Exercise passage.
[Start of section]

I prefer this film, both in story and in tone, to last year's “Interstellar,” and it's because there's no point where they suddenly just dump the science to start talking about the “power of love” or other such silliness. Instead, they keep everyone engaged in trying to find a real solution to the problem. And even as he keeps everything grounded, Scott isn't afraid to find some visual poetry when the opportunity presents itself. There's a gorgeous quiet moment in the film where Watney's driving his Rover through a large plain while Martian dust devils are blown up all around him, and that's one of those touches that I doubt anyone else would have included, or that they could have pulled off with the same delicate touch.

[End of section]

Exercise prompt. Reproduce the film review paragraph above word for word, keeping all of its punctuation.

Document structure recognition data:
[Start of section]

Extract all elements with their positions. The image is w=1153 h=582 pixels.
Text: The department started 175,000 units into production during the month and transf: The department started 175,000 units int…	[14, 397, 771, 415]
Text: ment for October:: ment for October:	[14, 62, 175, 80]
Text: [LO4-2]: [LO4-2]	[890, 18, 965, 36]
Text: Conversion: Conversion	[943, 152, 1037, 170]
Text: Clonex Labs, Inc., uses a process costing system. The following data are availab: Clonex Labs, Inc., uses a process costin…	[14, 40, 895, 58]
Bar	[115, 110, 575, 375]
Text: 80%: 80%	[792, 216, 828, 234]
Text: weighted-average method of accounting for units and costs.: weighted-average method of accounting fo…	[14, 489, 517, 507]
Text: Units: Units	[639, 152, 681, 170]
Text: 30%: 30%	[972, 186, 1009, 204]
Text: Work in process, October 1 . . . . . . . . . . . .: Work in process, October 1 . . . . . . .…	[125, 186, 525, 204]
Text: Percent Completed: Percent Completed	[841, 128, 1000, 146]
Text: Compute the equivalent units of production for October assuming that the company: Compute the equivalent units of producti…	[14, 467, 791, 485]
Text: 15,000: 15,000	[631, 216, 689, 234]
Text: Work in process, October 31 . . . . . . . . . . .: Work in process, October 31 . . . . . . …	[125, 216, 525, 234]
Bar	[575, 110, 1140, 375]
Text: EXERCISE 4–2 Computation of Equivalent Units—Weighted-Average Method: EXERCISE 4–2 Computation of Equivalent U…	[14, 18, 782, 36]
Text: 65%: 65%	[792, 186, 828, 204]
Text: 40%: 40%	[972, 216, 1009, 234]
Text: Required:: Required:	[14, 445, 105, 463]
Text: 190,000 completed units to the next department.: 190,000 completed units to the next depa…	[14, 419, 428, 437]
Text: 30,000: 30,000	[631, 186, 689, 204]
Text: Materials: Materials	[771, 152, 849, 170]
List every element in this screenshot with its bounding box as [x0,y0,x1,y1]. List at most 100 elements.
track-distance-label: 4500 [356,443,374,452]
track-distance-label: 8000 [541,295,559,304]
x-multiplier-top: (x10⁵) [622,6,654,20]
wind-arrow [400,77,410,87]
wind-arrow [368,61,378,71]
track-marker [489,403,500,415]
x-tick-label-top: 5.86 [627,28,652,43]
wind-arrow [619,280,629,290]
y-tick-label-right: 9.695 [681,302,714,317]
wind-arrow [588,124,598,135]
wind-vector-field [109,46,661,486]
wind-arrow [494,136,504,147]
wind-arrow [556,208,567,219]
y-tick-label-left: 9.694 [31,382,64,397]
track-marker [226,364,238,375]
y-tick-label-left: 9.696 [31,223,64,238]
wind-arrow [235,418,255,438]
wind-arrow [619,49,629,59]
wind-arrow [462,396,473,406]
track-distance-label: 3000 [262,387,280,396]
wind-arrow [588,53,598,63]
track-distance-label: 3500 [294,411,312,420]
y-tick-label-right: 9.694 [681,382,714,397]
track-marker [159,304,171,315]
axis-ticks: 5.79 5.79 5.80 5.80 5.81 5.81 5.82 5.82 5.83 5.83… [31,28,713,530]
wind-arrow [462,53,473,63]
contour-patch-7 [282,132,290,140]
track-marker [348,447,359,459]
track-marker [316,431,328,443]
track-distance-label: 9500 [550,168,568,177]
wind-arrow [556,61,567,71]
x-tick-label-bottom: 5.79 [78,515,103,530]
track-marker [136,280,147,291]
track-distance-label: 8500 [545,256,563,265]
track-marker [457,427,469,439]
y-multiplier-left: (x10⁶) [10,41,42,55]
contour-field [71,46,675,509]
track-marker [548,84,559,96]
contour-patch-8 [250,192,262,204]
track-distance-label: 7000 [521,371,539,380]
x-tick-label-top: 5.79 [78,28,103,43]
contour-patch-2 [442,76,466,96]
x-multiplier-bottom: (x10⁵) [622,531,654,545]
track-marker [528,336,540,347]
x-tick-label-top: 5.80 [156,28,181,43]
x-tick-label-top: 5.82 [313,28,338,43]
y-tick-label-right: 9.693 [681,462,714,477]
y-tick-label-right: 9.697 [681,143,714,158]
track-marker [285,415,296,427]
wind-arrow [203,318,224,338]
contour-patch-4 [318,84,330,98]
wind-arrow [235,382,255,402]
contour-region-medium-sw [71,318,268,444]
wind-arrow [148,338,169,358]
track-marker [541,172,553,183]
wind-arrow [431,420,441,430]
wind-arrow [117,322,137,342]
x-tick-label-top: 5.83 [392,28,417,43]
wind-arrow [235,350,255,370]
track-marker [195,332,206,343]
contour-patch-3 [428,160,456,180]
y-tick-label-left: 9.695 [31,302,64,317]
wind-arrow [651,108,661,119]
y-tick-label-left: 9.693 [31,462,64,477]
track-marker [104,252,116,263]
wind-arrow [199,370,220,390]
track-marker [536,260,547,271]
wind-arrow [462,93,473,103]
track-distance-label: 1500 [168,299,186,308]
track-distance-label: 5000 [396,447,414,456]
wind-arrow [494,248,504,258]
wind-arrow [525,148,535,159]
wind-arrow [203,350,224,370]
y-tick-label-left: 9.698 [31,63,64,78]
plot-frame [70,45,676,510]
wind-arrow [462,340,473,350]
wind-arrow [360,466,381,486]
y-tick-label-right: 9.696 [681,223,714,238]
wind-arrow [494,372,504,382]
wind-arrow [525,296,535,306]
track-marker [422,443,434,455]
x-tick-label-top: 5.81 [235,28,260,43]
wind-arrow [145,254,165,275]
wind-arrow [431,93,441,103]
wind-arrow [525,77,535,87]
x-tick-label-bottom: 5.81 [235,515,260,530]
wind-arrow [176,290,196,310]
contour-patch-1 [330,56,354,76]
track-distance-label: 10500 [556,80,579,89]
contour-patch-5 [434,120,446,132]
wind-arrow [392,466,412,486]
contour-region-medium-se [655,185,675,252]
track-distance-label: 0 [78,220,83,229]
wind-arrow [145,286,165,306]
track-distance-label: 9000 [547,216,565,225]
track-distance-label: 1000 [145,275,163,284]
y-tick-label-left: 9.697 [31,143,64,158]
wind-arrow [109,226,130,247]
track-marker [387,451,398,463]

[End of section]

Exercise result.
I prefer this film, both in story and in tone, to last year's “Interstellar,” and it's because there's no point where they suddenly just dump the science to start talking about the “power of love” or other such silliness. Instead, they keep everyone engaged in trying to find a real solution to the problem. And even as he keeps everything grounded, Scott isn't afraid to find some visual poetry when the opportunity presents itself. There's a gorgeous quiet moment in the film where Watney's driving his Rover through a large plain while Martian dust devils are blown up all around him, and that's one of those touches that I doubt anyone else would have included, or that they could have pulled off with the same delicate touch.